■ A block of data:
-*-*-

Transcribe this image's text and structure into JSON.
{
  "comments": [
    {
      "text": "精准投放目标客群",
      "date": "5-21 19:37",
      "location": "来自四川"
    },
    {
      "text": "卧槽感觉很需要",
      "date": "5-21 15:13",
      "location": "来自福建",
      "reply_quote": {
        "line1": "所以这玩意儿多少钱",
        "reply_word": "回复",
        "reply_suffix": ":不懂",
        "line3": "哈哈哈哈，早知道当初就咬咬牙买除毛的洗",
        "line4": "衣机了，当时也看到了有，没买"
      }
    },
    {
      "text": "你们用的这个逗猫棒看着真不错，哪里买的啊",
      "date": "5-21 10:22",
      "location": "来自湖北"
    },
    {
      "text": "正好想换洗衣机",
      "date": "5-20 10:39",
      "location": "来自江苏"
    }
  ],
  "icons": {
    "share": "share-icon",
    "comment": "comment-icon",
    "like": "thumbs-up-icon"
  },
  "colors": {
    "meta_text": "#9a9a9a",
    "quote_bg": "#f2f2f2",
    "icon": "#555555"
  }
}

-*-*-

■ Exercise prompt:
Gather from the records above every line containing the string "date".

■ Exercise result:
      "date": "5-21 19:37",
      "date": "5-21 15:13",
      "date": "5-21 10:22",
      "date": "5-20 10:39",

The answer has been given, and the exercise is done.